Do this: Transcribe all the records with complete accuracy.

Listing:
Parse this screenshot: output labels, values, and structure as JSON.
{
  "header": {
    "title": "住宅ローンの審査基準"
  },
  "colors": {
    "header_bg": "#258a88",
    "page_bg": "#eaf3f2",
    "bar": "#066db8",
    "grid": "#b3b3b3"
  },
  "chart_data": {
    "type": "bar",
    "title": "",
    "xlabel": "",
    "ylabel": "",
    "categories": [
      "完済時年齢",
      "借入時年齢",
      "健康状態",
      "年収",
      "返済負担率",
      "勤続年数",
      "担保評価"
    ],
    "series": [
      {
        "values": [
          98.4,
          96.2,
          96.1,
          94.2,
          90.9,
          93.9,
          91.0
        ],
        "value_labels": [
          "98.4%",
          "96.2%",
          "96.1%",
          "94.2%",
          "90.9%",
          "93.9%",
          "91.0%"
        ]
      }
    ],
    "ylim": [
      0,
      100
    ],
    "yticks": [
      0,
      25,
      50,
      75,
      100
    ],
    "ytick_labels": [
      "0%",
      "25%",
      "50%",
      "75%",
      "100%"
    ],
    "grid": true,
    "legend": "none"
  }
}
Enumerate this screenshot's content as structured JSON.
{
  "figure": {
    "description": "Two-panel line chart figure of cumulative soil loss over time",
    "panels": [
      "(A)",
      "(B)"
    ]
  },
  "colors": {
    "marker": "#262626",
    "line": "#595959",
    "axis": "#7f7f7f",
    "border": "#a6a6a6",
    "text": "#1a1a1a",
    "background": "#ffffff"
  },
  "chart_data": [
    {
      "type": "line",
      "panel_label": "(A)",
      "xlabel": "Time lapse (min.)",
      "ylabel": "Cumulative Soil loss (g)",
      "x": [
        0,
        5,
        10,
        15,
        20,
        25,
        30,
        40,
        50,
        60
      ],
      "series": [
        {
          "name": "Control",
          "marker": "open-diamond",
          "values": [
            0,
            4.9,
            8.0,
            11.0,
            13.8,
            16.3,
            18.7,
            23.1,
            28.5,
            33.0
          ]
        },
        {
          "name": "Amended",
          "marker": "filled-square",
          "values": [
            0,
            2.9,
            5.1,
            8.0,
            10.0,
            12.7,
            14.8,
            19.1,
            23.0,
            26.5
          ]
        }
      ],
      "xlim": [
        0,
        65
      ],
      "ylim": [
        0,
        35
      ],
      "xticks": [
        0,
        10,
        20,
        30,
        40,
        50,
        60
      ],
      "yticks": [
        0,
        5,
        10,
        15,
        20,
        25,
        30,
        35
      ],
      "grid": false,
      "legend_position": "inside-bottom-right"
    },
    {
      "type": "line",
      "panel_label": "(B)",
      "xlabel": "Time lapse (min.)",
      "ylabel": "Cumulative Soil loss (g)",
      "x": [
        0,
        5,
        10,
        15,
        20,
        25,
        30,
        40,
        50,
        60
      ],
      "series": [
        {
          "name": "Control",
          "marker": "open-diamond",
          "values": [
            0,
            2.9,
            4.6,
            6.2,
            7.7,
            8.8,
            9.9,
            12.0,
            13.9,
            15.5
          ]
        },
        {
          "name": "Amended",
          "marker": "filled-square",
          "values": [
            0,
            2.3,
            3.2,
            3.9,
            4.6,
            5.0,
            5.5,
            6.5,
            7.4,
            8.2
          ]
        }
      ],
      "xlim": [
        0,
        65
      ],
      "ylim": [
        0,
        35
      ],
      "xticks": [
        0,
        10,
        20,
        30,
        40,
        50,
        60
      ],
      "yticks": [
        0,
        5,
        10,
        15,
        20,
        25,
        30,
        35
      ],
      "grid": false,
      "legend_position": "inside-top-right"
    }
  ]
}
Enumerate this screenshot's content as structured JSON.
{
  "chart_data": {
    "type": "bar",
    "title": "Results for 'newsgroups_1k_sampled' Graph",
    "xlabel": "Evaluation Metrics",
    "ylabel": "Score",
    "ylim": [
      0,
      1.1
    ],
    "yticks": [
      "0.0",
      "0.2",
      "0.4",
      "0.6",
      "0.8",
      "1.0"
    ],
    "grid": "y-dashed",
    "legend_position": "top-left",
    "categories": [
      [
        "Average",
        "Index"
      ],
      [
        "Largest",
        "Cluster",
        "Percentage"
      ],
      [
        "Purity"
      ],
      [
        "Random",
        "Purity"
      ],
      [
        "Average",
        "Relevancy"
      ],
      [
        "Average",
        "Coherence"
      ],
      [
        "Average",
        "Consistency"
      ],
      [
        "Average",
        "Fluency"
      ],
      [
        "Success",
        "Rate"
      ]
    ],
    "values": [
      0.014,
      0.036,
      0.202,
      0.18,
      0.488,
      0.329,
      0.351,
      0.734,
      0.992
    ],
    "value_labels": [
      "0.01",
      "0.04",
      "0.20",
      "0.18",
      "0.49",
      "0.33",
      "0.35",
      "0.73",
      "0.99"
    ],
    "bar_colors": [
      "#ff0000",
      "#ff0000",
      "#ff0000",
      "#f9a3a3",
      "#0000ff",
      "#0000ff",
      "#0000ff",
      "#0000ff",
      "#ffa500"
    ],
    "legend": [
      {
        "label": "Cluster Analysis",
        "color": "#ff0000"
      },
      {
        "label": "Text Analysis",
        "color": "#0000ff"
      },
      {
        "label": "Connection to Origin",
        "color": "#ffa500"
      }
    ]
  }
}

Response:
Parse this screenshot: output labels, values, and structure as JSON.
{
  "header": {
    "title": "住宅ローンの審査基準"
  },
  "colors": {
    "header_bg": "#258a88",
    "page_bg": "#eaf3f2",
    "bar": "#066db8",
    "grid": "#b3b3b3"
  },
  "chart_data": {
    "type": "bar",
    "title": "",
    "xlabel": "",
    "ylabel": "",
    "categories": [
      "完済時年齢",
      "借入時年齢",
      "健康状態",
      "年収",
      "返済負担率",
      "勤続年数",
      "担保評価"
    ],
    "series": [
      {
        "values": [
          98.4,
          96.2,
          96.1,
          94.2,
          90.9,
          93.9,
          91.0
        ],
        "value_labels": [
          "98.4%",
          "96.2%",
          "96.1%",
          "94.2%",
          "90.9%",
          "93.9%",
          "91.0%"
        ]
      }
    ],
    "ylim": [
      0,
      100
    ],
    "yticks": [
      0,
      25,
      50,
      75,
      100
    ],
    "ytick_labels": [
      "0%",
      "25%",
      "50%",
      "75%",
      "100%"
    ],
    "grid": true,
    "legend": "none"
  }
}
Enumerate this screenshot's content as structured JSON.
{
  "figure": {
    "description": "Two-panel line chart figure of cumulative soil loss over time",
    "panels": [
      "(A)",
      "(B)"
    ]
  },
  "colors": {
    "marker": "#262626",
    "line": "#595959",
    "axis": "#7f7f7f",
    "border": "#a6a6a6",
    "text": "#1a1a1a",
    "background": "#ffffff"
  },
  "chart_data": [
    {
      "type": "line",
      "panel_label": "(A)",
      "xlabel": "Time lapse (min.)",
      "ylabel": "Cumulative Soil loss (g)",
      "x": [
        0,
        5,
        10,
        15,
        20,
        25,
        30,
        40,
        50,
        60
      ],
      "series": [
        {
          "name": "Control",
          "marker": "open-diamond",
          "values": [
            0,
            4.9,
            8.0,
            11.0,
            13.8,
            16.3,
            18.7,
            23.1,
            28.5,
            33.0
          ]
        },
        {
          "name": "Amended",
          "marker": "filled-square",
          "values": [
            0,
            2.9,
            5.1,
            8.0,
            10.0,
            12.7,
            14.8,
            19.1,
            23.0,
            26.5
          ]
        }
      ],
      "xlim": [
        0,
        65
      ],
      "ylim": [
        0,
        35
      ],
      "xticks": [
        0,
        10,
        20,
        30,
        40,
        50,
        60
      ],
      "yticks": [
        0,
        5,
        10,
        15,
        20,
        25,
        30,
        35
      ],
      "grid": false,
      "legend_position": "inside-bottom-right"
    },
    {
      "type": "line",
      "panel_label": "(B)",
      "xlabel": "Time lapse (min.)",
      "ylabel": "Cumulative Soil loss (g)",
      "x": [
        0,
        5,
        10,
        15,
        20,
        25,
        30,
        40,
        50,
        60
      ],
      "series": [
        {
          "name": "Control",
          "marker": "open-diamond",
          "values": [
            0,
            2.9,
            4.6,
            6.2,
            7.7,
            8.8,
            9.9,
            12.0,
            13.9,
            15.5
          ]
        },
        {
          "name": "Amended",
          "marker": "filled-square",
          "values": [
            0,
            2.3,
            3.2,
            3.9,
            4.6,
            5.0,
            5.5,
            6.5,
            7.4,
            8.2
          ]
        }
      ],
      "xlim": [
        0,
        65
      ],
      "ylim": [
        0,
        35
      ],
      "xticks": [
        0,
        10,
        20,
        30,
        40,
        50,
        60
      ],
      "yticks": [
        0,
        5,
        10,
        15,
        20,
        25,
        30,
        35
      ],
      "grid": false,
      "legend_position": "inside-top-right"
    }
  ]
}
Enumerate this screenshot's content as structured JSON.
{
  "chart_data": {
    "type": "bar",
    "title": "Results for 'newsgroups_1k_sampled' Graph",
    "xlabel": "Evaluation Metrics",
    "ylabel": "Score",
    "ylim": [
      0,
      1.1
    ],
    "yticks": [
      "0.0",
      "0.2",
      "0.4",
      "0.6",
      "0.8",
      "1.0"
    ],
    "grid": "y-dashed",
    "legend_position": "top-left",
    "categories": [
      [
        "Average",
        "Index"
      ],
      [
        "Largest",
        "Cluster",
        "Percentage"
      ],
      [
        "Purity"
      ],
      [
        "Random",
        "Purity"
      ],
      [
        "Average",
        "Relevancy"
      ],
      [
        "Average",
        "Coherence"
      ],
      [
        "Average",
        "Consistency"
      ],
      [
        "Average",
        "Fluency"
      ],
      [
        "Success",
        "Rate"
      ]
    ],
    "values": [
      0.014,
      0.036,
      0.202,
      0.18,
      0.488,
      0.329,
      0.351,
      0.734,
      0.992
    ],
    "value_labels": [
      "0.01",
      "0.04",
      "0.20",
      "0.18",
      "0.49",
      "0.33",
      "0.35",
      "0.73",
      "0.99"
    ],
    "bar_colors": [
      "#ff0000",
      "#ff0000",
      "#ff0000",
      "#f9a3a3",
      "#0000ff",
      "#0000ff",
      "#0000ff",
      "#0000ff",
      "#ffa500"
    ],
    "legend": [
      {
        "label": "Cluster Analysis",
        "color": "#ff0000"
      },
      {
        "label": "Text Analysis",
        "color": "#0000ff"
      },
      {
        "label": "Connection to Origin",
        "color": "#ffa500"
      }
    ]
  }
}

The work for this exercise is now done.